## Goal of the exercise
From the material below, list every line containing "true".
--- BEGIN Source records ---
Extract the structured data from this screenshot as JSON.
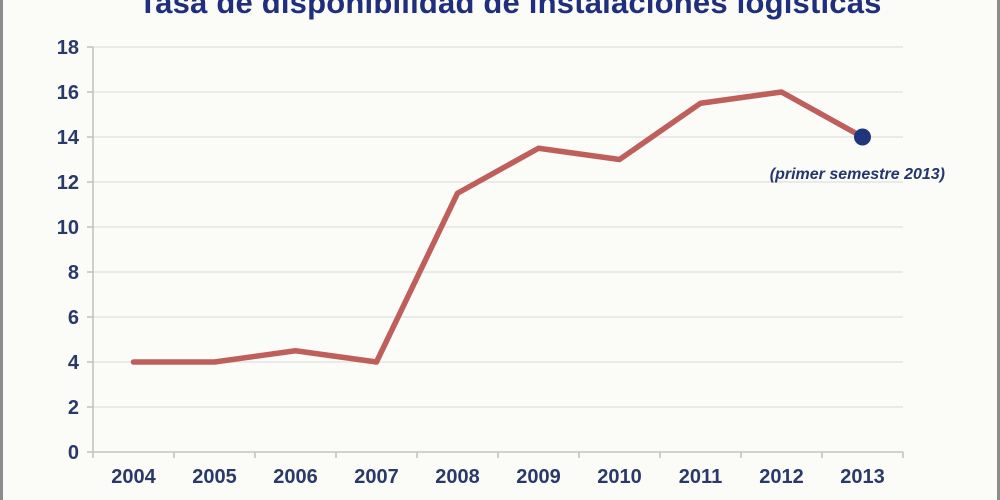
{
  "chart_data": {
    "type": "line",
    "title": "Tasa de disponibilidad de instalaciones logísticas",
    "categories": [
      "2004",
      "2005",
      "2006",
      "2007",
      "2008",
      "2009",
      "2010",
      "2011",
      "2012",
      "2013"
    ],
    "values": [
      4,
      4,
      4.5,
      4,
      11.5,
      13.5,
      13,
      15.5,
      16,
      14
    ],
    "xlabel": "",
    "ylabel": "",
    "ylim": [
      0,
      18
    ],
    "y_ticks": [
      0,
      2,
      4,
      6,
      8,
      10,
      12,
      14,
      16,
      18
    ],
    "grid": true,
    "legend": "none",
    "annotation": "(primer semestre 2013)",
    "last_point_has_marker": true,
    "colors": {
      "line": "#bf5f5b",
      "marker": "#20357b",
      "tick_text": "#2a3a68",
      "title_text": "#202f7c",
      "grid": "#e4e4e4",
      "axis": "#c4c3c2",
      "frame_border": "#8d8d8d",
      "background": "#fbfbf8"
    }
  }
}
--- END Source records ---
## Correct output
    "grid": true,
    "last_point_has_marker": true,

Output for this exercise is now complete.